• Reading passage:
•••

I was hunting, heading northward toward the Canadian river. They had traveled a southeast course to round the head of the cañon, and were traveling down the eastern side of it when I saw them. Thinking I could yet intercept them, I headed in the direction of the mouth of the cañon. Having short buffalo-grass to walk over and a level, stoneless prairie, without a sign of mesquite or sage-brush, as the cowboys would say, "I fairly rattled my hocks."
Arriving at the mouth of the cañon, there was no one in sight. But, standing on a jutting promontory, I could see scattering bands of antelope, a large flock of wild turkeys, a few straggling buffalo, and one large lobo or timber wolf. I went down into the Canadian river bottom proper, turned east, crossed the ravine below the mouth of the cañon, and skirted along the slope, carefully looking for the wagon-tracks which are always, in the short-grass country, very plain for several days.
I traveled down parallel with the main river about three miles further, and no results. I turned, going up the slope, going on to the table-land, expecting to find the trail going eastward over the bench or table-land. I traveled along this bench and watched the ground closely, occasionally stopping and scanning the country over. In this way I had traveled possibly two miles when I heard the report of a gun to my right front, and, as I judged, a mile away.
From here I could have gone straight back to the camp of Mexicans I had left, not over ten miles at farthest, as I believed. This I should have done. But I reasoned thus: The man who fired that gun was a member of the party I was seeking; I would yet get to them and would offer to pay them well, to go back with me to the Mexican camp for my own gun and outfit, and then work my way to Fort Elliott. Acting upon this reasoning, I started in the direction that the report of the gun came from, walking very rapidly and taking no note of the ground.

•••

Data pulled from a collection
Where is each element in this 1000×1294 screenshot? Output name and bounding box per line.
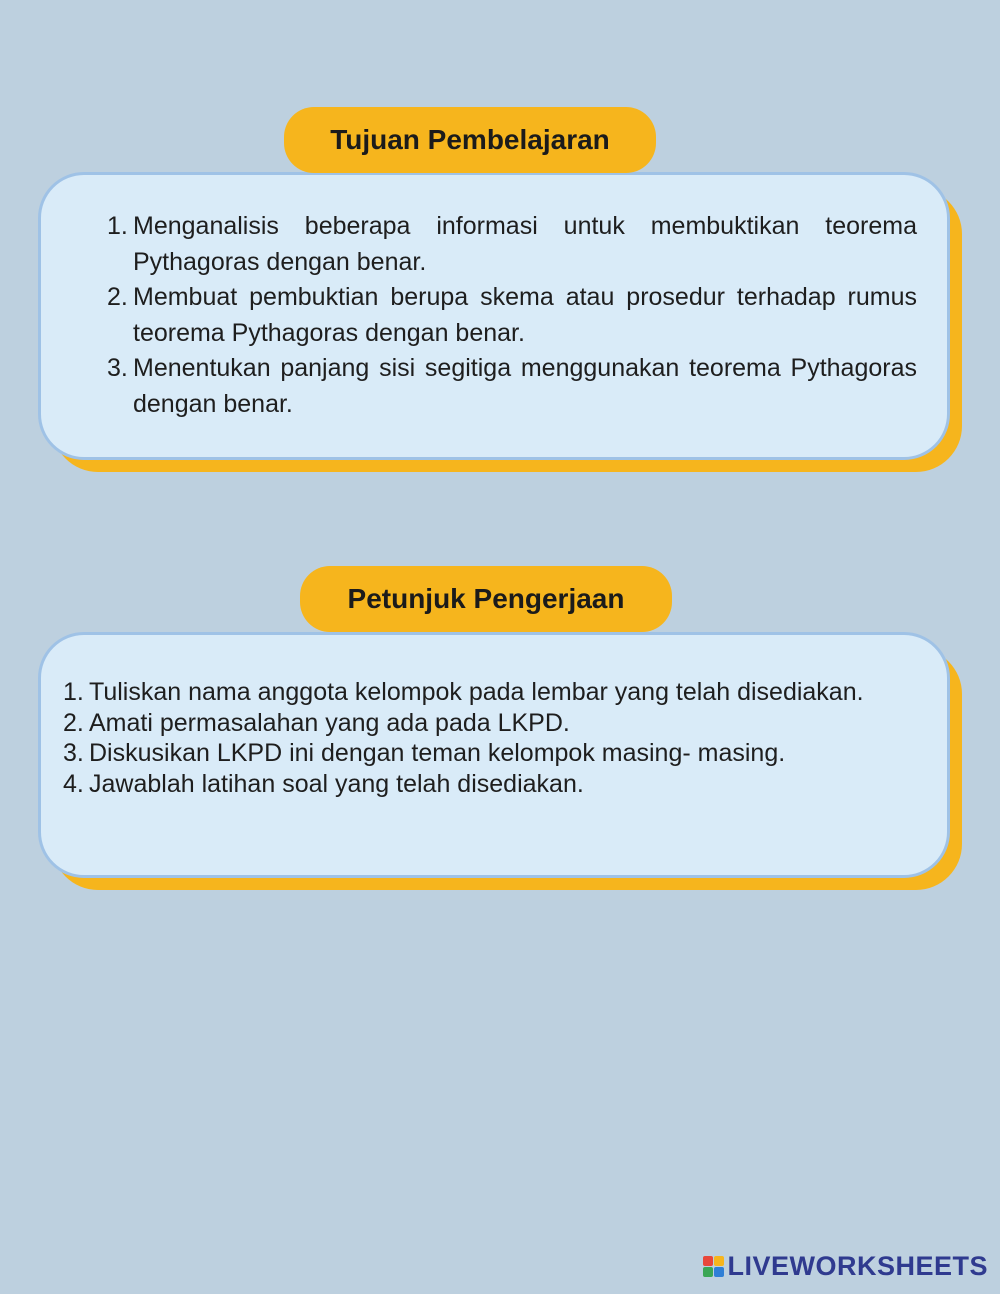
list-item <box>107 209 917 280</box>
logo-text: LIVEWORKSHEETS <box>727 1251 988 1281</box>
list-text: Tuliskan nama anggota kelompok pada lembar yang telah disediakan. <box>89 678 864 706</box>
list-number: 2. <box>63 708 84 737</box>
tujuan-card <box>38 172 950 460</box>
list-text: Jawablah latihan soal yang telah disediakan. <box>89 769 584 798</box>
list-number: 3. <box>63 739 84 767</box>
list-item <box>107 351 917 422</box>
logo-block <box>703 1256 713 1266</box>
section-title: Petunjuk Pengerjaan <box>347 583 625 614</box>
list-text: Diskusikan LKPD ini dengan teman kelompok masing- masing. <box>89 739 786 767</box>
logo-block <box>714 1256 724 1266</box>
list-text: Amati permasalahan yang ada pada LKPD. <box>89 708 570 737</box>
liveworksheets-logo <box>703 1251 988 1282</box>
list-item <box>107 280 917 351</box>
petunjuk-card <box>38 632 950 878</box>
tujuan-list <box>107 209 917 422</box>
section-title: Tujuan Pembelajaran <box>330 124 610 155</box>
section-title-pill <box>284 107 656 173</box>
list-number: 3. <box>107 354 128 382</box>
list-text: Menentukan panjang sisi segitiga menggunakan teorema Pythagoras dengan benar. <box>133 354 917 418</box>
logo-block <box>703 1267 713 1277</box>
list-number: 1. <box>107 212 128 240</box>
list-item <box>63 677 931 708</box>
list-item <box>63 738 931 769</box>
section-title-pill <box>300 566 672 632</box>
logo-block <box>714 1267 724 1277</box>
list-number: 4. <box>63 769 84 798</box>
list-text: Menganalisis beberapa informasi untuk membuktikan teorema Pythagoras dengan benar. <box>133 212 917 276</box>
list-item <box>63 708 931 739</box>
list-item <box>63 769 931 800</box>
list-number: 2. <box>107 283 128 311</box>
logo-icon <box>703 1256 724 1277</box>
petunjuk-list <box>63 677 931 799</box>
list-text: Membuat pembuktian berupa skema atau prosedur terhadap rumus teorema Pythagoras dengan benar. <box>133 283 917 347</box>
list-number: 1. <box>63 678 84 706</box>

•••

• The request: In the hunting narrative, what is the Spanish translation of the sentence "Arriving at the mouth of the cañon, there was no one in sight."? The items have nothing to do with the hunting narrative.

• Output: Al llegar a la boca del cañón, no había nadie a la vista.